[Work required] Scan each line of the records for the word "youtube" and extract the ones that have it.

[Information shown]
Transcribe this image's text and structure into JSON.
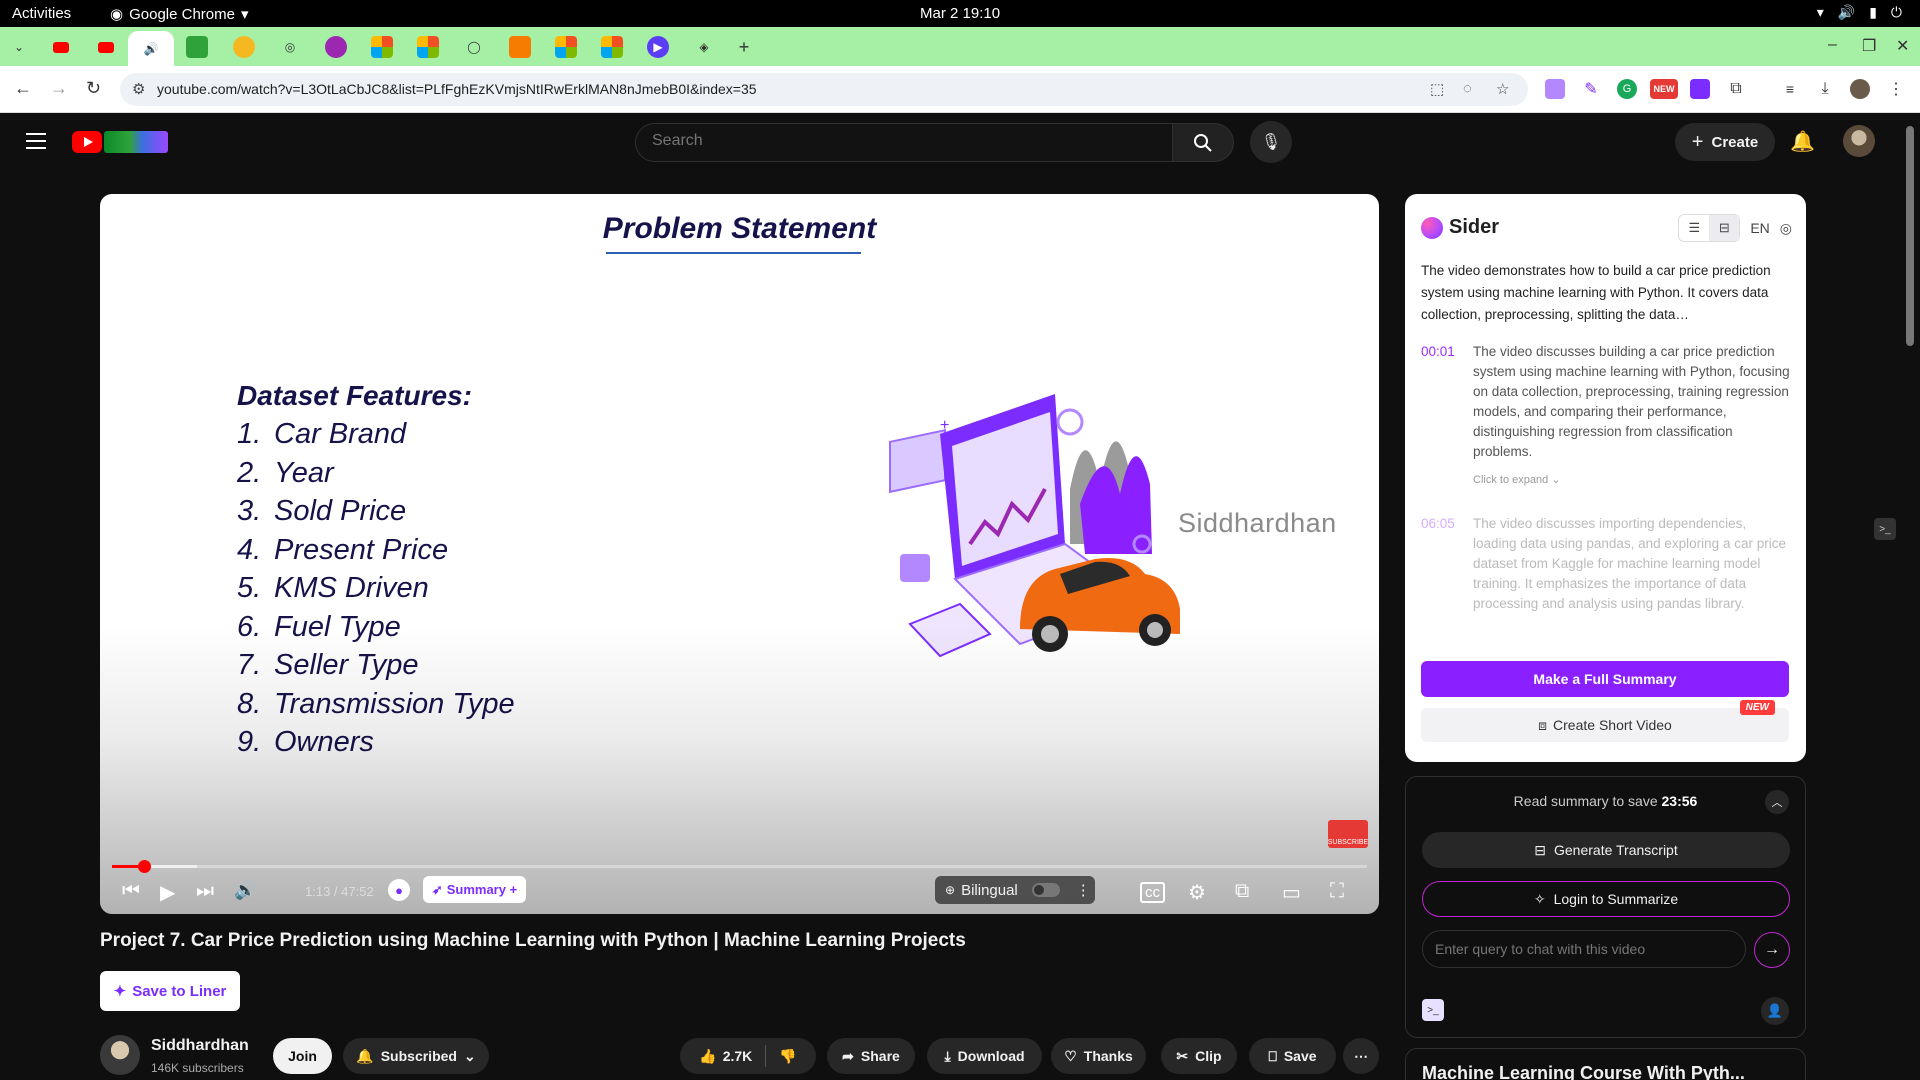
{
  "system": {
    "activities": "Activities",
    "app_name": "Google Chrome",
    "clock": "Mar 2  19:10"
  },
  "browser": {
    "url": "youtube.com/watch?v=L3OtLaCbJC8&list=PLfFghEzKVmjsNtIRwErklMAN8nJmebB0I&index=35",
    "new_badge": "NEW"
  },
  "youtube": {
    "search_placeholder": "Search",
    "create_label": "Create"
  },
  "slide": {
    "title": "Problem Statement",
    "features_heading": "Dataset Features:",
    "features": [
      {
        "n": "1.",
        "label": "Car Brand"
      },
      {
        "n": "2.",
        "label": "Year"
      },
      {
        "n": "3.",
        "label": "Sold Price"
      },
      {
        "n": "4.",
        "label": "Present Price"
      },
      {
        "n": "5.",
        "label": "KMS Driven"
      },
      {
        "n": "6.",
        "label": "Fuel Type"
      },
      {
        "n": "7.",
        "label": "Seller Type"
      },
      {
        "n": "8.",
        "label": "Transmission Type"
      },
      {
        "n": "9.",
        "label": "Owners"
      }
    ],
    "watermark": "Siddhardhan",
    "subscribe_label": "SUBSCRIBE"
  },
  "player": {
    "time": "1:13 / 47:52",
    "summary_label": "Summary +",
    "bilingual_label": "Bilingual",
    "progress_fraction": 0.0254
  },
  "video": {
    "title": "Project 7. Car Price Prediction using Machine Learning with Python | Machine Learning Projects",
    "save_to_liner": "Save to Liner",
    "channel_name": "Siddhardhan",
    "channel_subs": "146K subscribers",
    "join": "Join",
    "subscribed": "Subscribed",
    "likes": "2.7K",
    "share": "Share",
    "download": "Download",
    "thanks": "Thanks",
    "clip": "Clip",
    "save": "Save"
  },
  "sider": {
    "brand": "Sider",
    "lang": "EN",
    "intro": "The video demonstrates how to build a car price prediction system using machine learning with Python. It covers data collection, preprocessing, splitting the data…",
    "chapters": [
      {
        "ts": "00:01",
        "text": "The video discusses building a car price prediction system using machine learning with Python, focusing on data collection, preprocessing, training regression models, and comparing their performance, distinguishing regression from classification problems.",
        "more": "Click to expand ⌄"
      },
      {
        "ts": "06:05",
        "text": "The video discusses importing dependencies, loading data using pandas, and exploring a car price dataset from Kaggle for machine learning model training. It emphasizes the importance of data processing and analysis using pandas library."
      }
    ],
    "full_summary": "Make a Full Summary",
    "short_video": "Create Short Video",
    "new_tag": "NEW",
    "save_note_prefix": "Read summary to save",
    "save_note_time": "23:56",
    "generate_transcript": "Generate Transcript",
    "login_summarize": "Login to Summarize",
    "chat_placeholder": "Enter query to chat with this video"
  },
  "playlist": {
    "title": "Machine Learning Course With Pyth..."
  },
  "colors": {
    "accent_purple": "#8a1fff",
    "yt_red": "#ff0000",
    "tab_strip": "#a6f0a6"
  }
}
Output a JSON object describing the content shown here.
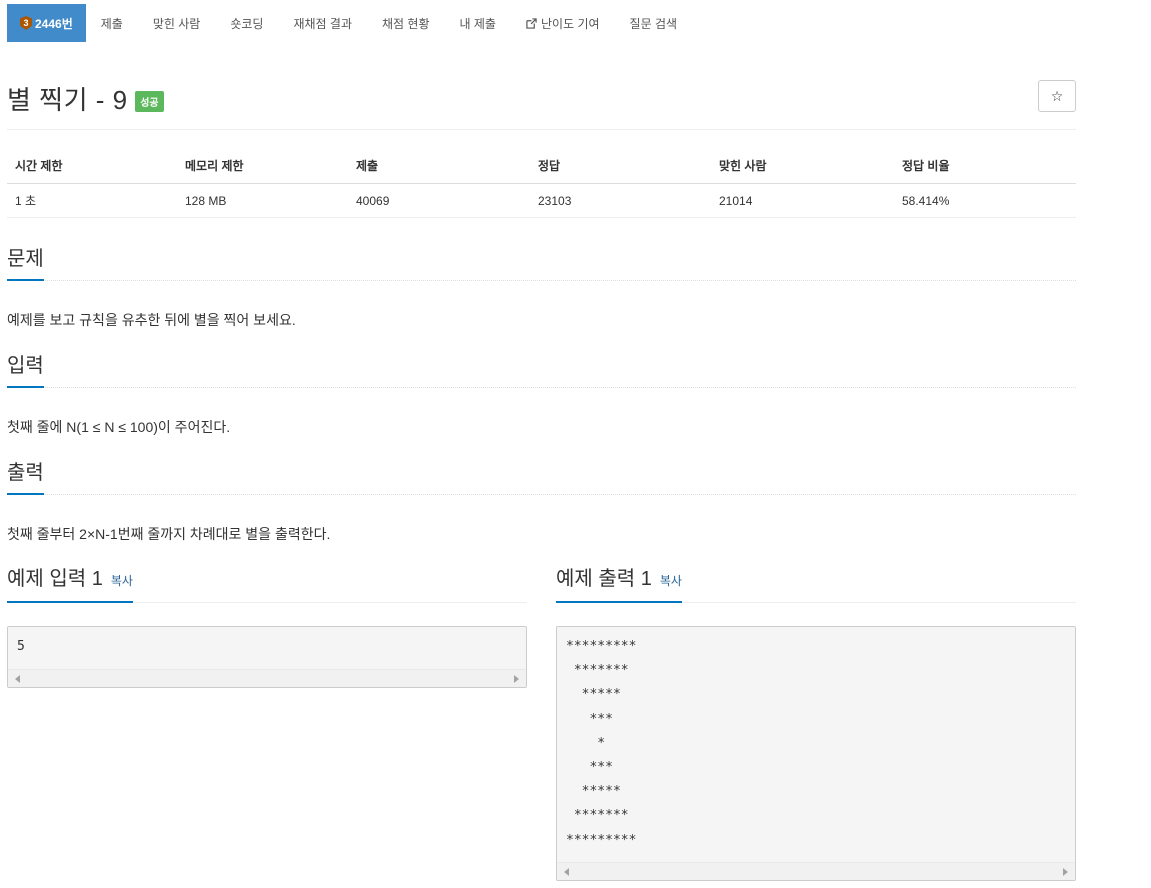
{
  "nav": {
    "problem_tier": "3",
    "items": [
      {
        "label": "2446번",
        "active": true
      },
      {
        "label": "제출"
      },
      {
        "label": "맞힌 사람"
      },
      {
        "label": "숏코딩"
      },
      {
        "label": "재채점 결과"
      },
      {
        "label": "채점 현황"
      },
      {
        "label": "내 제출"
      },
      {
        "label": "난이도 기여",
        "icon": "external-link-icon"
      },
      {
        "label": "질문 검색"
      }
    ]
  },
  "problem": {
    "title": "별 찍기 - 9",
    "status": "성공",
    "star_icon": "☆"
  },
  "info_table": {
    "headers": [
      "시간 제한",
      "메모리 제한",
      "제출",
      "정답",
      "맞힌 사람",
      "정답 비율"
    ],
    "values": [
      "1 초",
      "128 MB",
      "40069",
      "23103",
      "21014",
      "58.414%"
    ]
  },
  "sections": {
    "description": {
      "title": "문제",
      "text": "예제를 보고 규칙을 유추한 뒤에 별을 찍어 보세요."
    },
    "input": {
      "title": "입력",
      "text": "첫째 줄에 N(1 ≤ N ≤ 100)이 주어진다."
    },
    "output": {
      "title": "출력",
      "text": "첫째 줄부터 2×N-1번째 줄까지 차례대로 별을 출력한다."
    }
  },
  "samples": {
    "copy_label": "복사",
    "input": {
      "title": "예제 입력 1",
      "content": "5"
    },
    "output": {
      "title": "예제 출력 1",
      "content": "*********\n *******\n  *****\n   ***\n    *\n   ***\n  *****\n *******\n*********"
    }
  },
  "colors": {
    "nav_active": "#428bca",
    "status_success": "#5cb85c",
    "section_underline": "#0076c0",
    "tier_bronze": "#ad5600"
  }
}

[Full response]
    "url": "youtube.com/watch?v=L3OtLaCbJC8&list=PLfFghEzKVmjsNtIRwErklMAN8nJmebB0I&index=35",
  "youtube": {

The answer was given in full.